-- START --

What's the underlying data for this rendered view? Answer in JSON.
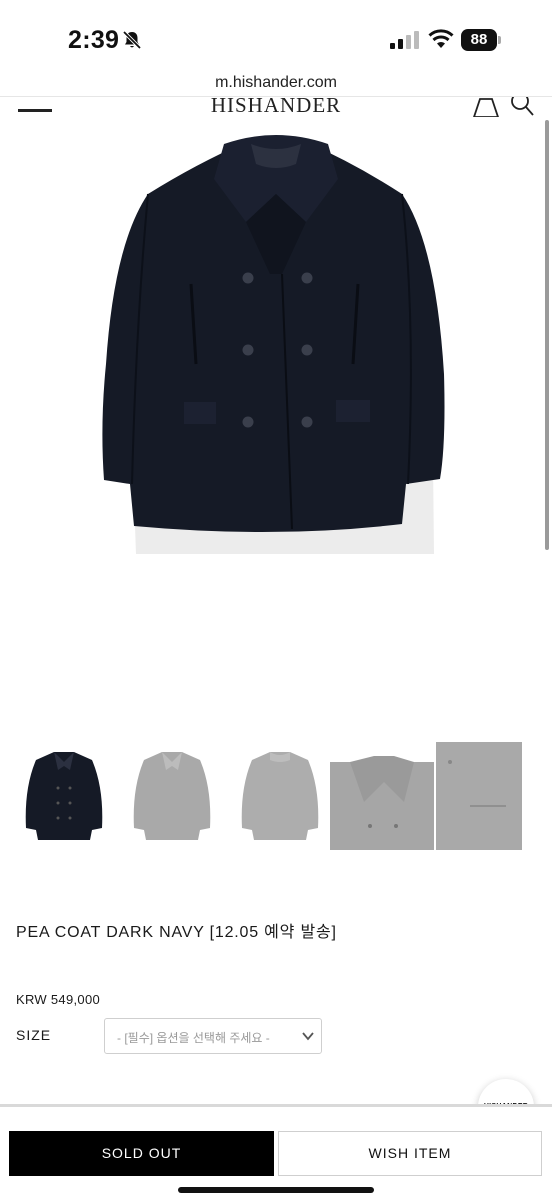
{
  "status_bar": {
    "time": "2:39",
    "battery": "88",
    "icons": [
      "bell-slash-icon",
      "signal-icon",
      "wifi-icon",
      "battery-icon"
    ]
  },
  "browser": {
    "url": "m.hishander.com"
  },
  "header": {
    "brand": "HISHANDER",
    "icons": [
      "menu-icon",
      "shopping-bag-icon",
      "search-icon"
    ]
  },
  "product": {
    "title": "PEA COAT DARK NAVY [12.05 예약 발송]",
    "price": "KRW 549,000",
    "size_label": "SIZE",
    "size_placeholder": "- [필수] 옵션을 선택해 주세요 -",
    "coat_color": "#151a26"
  },
  "thumbnails": [
    "front-view",
    "front-view-grey",
    "back-view-grey",
    "detail-view-grey"
  ],
  "floating_badge": {
    "text": "HISHANDER"
  },
  "actions": {
    "sold_out": "SOLD OUT",
    "wish": "WISH ITEM"
  }
}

-- END --

▶ **Work to do**:
Each record should be quoted exactly, with the images omitted.

▶ **Response for this exercise**:
What's the underlying data for this rendered view? Answer in JSON.
{
  "status_bar": {
    "time": "2:39",
    "battery": "88",
    "icons": [
      "bell-slash-icon",
      "signal-icon",
      "wifi-icon",
      "battery-icon"
    ]
  },
  "browser": {
    "url": "m.hishander.com"
  },
  "header": {
    "brand": "HISHANDER",
    "icons": [
      "menu-icon",
      "shopping-bag-icon",
      "search-icon"
    ]
  },
  "product": {
    "title": "PEA COAT DARK NAVY [12.05 예약 발송]",
    "price": "KRW 549,000",
    "size_label": "SIZE",
    "size_placeholder": "- [필수] 옵션을 선택해 주세요 -",
    "coat_color": "#151a26"
  },
  "thumbnails": [
    "front-view",
    "front-view-grey",
    "back-view-grey",
    "detail-view-grey"
  ],
  "floating_badge": {
    "text": "HISHANDER"
  },
  "actions": {
    "sold_out": "SOLD OUT",
    "wish": "WISH ITEM"
  }
}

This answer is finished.